- Task prompt: Reproduce every line of the material below, substituting "Comoros" for each occurrence of "Komorerna" and leaving everything else as it is.

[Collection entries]
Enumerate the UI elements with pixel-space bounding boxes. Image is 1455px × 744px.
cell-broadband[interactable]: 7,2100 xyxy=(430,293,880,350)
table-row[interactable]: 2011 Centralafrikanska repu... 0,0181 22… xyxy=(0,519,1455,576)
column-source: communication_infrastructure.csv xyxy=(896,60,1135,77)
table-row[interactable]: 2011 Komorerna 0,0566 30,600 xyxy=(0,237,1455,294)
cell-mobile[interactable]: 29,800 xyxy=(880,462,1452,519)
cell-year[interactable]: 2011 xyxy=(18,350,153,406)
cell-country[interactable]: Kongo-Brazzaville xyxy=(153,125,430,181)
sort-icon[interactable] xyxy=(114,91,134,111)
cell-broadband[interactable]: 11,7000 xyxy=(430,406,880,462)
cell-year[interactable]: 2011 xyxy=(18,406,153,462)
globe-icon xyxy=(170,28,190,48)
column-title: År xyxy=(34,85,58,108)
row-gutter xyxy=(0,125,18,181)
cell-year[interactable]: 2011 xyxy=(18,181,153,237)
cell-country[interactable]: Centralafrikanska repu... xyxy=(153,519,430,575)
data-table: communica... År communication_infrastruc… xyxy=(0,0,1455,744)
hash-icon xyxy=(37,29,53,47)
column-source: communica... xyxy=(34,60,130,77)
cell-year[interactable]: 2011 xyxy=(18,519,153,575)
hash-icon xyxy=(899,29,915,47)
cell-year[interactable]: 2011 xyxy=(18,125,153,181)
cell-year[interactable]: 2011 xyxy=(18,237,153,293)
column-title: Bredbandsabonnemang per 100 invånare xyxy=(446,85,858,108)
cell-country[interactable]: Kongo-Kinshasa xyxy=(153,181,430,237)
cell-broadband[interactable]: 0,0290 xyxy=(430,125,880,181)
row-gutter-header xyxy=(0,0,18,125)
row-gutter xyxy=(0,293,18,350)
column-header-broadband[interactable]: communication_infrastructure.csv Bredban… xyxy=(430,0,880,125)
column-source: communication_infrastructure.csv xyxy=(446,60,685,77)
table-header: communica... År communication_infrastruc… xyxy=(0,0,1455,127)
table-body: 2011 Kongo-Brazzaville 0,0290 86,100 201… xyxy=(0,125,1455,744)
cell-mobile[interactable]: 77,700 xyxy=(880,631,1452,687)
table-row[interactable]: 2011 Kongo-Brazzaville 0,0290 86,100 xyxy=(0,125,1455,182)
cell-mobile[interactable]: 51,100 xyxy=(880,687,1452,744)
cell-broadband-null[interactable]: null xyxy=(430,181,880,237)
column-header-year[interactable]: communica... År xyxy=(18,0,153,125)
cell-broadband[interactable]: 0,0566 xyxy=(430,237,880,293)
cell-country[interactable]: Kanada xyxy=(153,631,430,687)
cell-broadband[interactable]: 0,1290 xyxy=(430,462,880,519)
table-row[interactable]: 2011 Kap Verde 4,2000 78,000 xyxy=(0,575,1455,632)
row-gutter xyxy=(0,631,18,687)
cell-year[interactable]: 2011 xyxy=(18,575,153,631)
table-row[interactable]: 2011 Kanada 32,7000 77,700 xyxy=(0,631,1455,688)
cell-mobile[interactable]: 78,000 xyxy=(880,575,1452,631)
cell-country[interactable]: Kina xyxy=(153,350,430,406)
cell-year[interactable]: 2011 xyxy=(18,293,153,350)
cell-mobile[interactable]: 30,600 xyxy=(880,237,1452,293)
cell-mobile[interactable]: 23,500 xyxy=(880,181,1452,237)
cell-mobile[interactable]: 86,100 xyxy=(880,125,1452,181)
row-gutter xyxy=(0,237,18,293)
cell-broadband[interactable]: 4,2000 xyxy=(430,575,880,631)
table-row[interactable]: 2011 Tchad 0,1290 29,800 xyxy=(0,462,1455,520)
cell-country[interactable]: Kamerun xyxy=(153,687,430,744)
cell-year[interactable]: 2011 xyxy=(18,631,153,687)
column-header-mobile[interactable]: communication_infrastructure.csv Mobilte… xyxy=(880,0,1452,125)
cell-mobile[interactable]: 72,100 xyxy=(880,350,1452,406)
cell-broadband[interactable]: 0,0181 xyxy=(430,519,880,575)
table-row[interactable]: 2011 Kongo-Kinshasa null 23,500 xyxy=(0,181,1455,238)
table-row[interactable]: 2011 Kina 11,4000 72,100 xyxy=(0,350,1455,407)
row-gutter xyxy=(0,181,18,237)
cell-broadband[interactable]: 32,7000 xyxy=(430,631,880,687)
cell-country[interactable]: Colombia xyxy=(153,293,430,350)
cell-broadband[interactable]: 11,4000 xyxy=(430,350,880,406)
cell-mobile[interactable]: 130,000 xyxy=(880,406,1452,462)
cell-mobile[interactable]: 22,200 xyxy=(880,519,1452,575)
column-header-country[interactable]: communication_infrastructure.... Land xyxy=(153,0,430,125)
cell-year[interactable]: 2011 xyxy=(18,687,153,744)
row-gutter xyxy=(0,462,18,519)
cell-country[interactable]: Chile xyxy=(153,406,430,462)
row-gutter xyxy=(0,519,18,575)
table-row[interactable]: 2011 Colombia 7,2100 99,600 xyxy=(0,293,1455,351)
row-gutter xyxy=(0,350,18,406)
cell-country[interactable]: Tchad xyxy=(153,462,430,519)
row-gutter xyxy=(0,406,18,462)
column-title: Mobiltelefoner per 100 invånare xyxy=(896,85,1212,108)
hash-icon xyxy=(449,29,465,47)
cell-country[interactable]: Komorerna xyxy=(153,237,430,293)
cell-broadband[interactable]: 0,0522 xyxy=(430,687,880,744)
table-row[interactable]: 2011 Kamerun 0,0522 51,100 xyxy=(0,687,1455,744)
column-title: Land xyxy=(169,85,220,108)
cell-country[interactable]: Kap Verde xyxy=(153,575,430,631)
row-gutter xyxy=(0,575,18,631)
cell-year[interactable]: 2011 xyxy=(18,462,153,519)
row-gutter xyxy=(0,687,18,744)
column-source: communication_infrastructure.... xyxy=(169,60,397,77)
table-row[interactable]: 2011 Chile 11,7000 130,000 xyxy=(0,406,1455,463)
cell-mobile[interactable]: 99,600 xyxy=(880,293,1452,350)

- Written response:
Enumerate the UI elements with pixel-space bounding boxes. Image is 1455px × 744px.
cell-broadband[interactable]: 7,2100 xyxy=(430,293,880,350)
table-row[interactable]: 2011 Centralafrikanska repu... 0,0181 22… xyxy=(0,519,1455,576)
column-source: communication_infrastructure.csv xyxy=(896,60,1135,77)
table-row[interactable]: 2011 Comoros 0,0566 30,600 xyxy=(0,237,1455,294)
cell-mobile[interactable]: 29,800 xyxy=(880,462,1452,519)
cell-year[interactable]: 2011 xyxy=(18,350,153,406)
cell-country[interactable]: Kongo-Brazzaville xyxy=(153,125,430,181)
sort-icon[interactable] xyxy=(114,91,134,111)
cell-broadband[interactable]: 11,7000 xyxy=(430,406,880,462)
cell-year[interactable]: 2011 xyxy=(18,406,153,462)
globe-icon xyxy=(170,28,190,48)
column-title: År xyxy=(34,85,58,108)
row-gutter xyxy=(0,125,18,181)
cell-year[interactable]: 2011 xyxy=(18,181,153,237)
cell-country[interactable]: Centralafrikanska repu... xyxy=(153,519,430,575)
data-table: communica... År communication_infrastruc… xyxy=(0,0,1455,744)
hash-icon xyxy=(37,29,53,47)
column-source: communica... xyxy=(34,60,130,77)
cell-year[interactable]: 2011 xyxy=(18,519,153,575)
hash-icon xyxy=(899,29,915,47)
cell-year[interactable]: 2011 xyxy=(18,125,153,181)
cell-year[interactable]: 2011 xyxy=(18,237,153,293)
column-title: Bredbandsabonnemang per 100 invånare xyxy=(446,85,858,108)
cell-country[interactable]: Kongo-Kinshasa xyxy=(153,181,430,237)
cell-broadband[interactable]: 0,0290 xyxy=(430,125,880,181)
row-gutter-header xyxy=(0,0,18,125)
row-gutter xyxy=(0,293,18,350)
column-header-broadband[interactable]: communication_infrastructure.csv Bredban… xyxy=(430,0,880,125)
column-source: communication_infrastructure.csv xyxy=(446,60,685,77)
table-header: communica... År communication_infrastruc… xyxy=(0,0,1455,127)
table-body: 2011 Kongo-Brazzaville 0,0290 86,100 201… xyxy=(0,125,1455,744)
cell-mobile[interactable]: 77,700 xyxy=(880,631,1452,687)
table-row[interactable]: 2011 Kongo-Brazzaville 0,0290 86,100 xyxy=(0,125,1455,182)
cell-mobile[interactable]: 51,100 xyxy=(880,687,1452,744)
cell-broadband-null[interactable]: null xyxy=(430,181,880,237)
column-header-year[interactable]: communica... År xyxy=(18,0,153,125)
cell-broadband[interactable]: 0,0566 xyxy=(430,237,880,293)
cell-country[interactable]: Kanada xyxy=(153,631,430,687)
cell-broadband[interactable]: 0,1290 xyxy=(430,462,880,519)
table-row[interactable]: 2011 Kap Verde 4,2000 78,000 xyxy=(0,575,1455,632)
row-gutter xyxy=(0,631,18,687)
cell-year[interactable]: 2011 xyxy=(18,575,153,631)
table-row[interactable]: 2011 Kanada 32,7000 77,700 xyxy=(0,631,1455,688)
cell-mobile[interactable]: 78,000 xyxy=(880,575,1452,631)
cell-country[interactable]: Kina xyxy=(153,350,430,406)
cell-year[interactable]: 2011 xyxy=(18,293,153,350)
cell-mobile[interactable]: 30,600 xyxy=(880,237,1452,293)
cell-mobile[interactable]: 23,500 xyxy=(880,181,1452,237)
cell-mobile[interactable]: 86,100 xyxy=(880,125,1452,181)
row-gutter xyxy=(0,237,18,293)
cell-broadband[interactable]: 4,2000 xyxy=(430,575,880,631)
table-row[interactable]: 2011 Tchad 0,1290 29,800 xyxy=(0,462,1455,520)
cell-country[interactable]: Kamerun xyxy=(153,687,430,744)
cell-year[interactable]: 2011 xyxy=(18,631,153,687)
column-header-mobile[interactable]: communication_infrastructure.csv Mobilte… xyxy=(880,0,1452,125)
cell-mobile[interactable]: 72,100 xyxy=(880,350,1452,406)
cell-broadband[interactable]: 0,0181 xyxy=(430,519,880,575)
table-row[interactable]: 2011 Kongo-Kinshasa null 23,500 xyxy=(0,181,1455,238)
table-row[interactable]: 2011 Kina 11,4000 72,100 xyxy=(0,350,1455,407)
row-gutter xyxy=(0,181,18,237)
cell-broadband[interactable]: 32,7000 xyxy=(430,631,880,687)
cell-country[interactable]: Colombia xyxy=(153,293,430,350)
cell-broadband[interactable]: 11,4000 xyxy=(430,350,880,406)
cell-mobile[interactable]: 130,000 xyxy=(880,406,1452,462)
cell-mobile[interactable]: 22,200 xyxy=(880,519,1452,575)
column-header-country[interactable]: communication_infrastructure.... Land xyxy=(153,0,430,125)
cell-year[interactable]: 2011 xyxy=(18,687,153,744)
row-gutter xyxy=(0,462,18,519)
cell-country[interactable]: Chile xyxy=(153,406,430,462)
row-gutter xyxy=(0,519,18,575)
table-row[interactable]: 2011 Colombia 7,2100 99,600 xyxy=(0,293,1455,351)
row-gutter xyxy=(0,350,18,406)
cell-country[interactable]: Tchad xyxy=(153,462,430,519)
row-gutter xyxy=(0,406,18,462)
column-title: Mobiltelefoner per 100 invånare xyxy=(896,85,1212,108)
hash-icon xyxy=(449,29,465,47)
cell-country[interactable]: Comoros xyxy=(153,237,430,293)
cell-broadband[interactable]: 0,0522 xyxy=(430,687,880,744)
table-row[interactable]: 2011 Kamerun 0,0522 51,100 xyxy=(0,687,1455,744)
column-title: Land xyxy=(169,85,220,108)
cell-country[interactable]: Kap Verde xyxy=(153,575,430,631)
row-gutter xyxy=(0,575,18,631)
cell-year[interactable]: 2011 xyxy=(18,462,153,519)
row-gutter xyxy=(0,687,18,744)
column-source: communication_infrastructure.... xyxy=(169,60,397,77)
table-row[interactable]: 2011 Chile 11,7000 130,000 xyxy=(0,406,1455,463)
cell-mobile[interactable]: 99,600 xyxy=(880,293,1452,350)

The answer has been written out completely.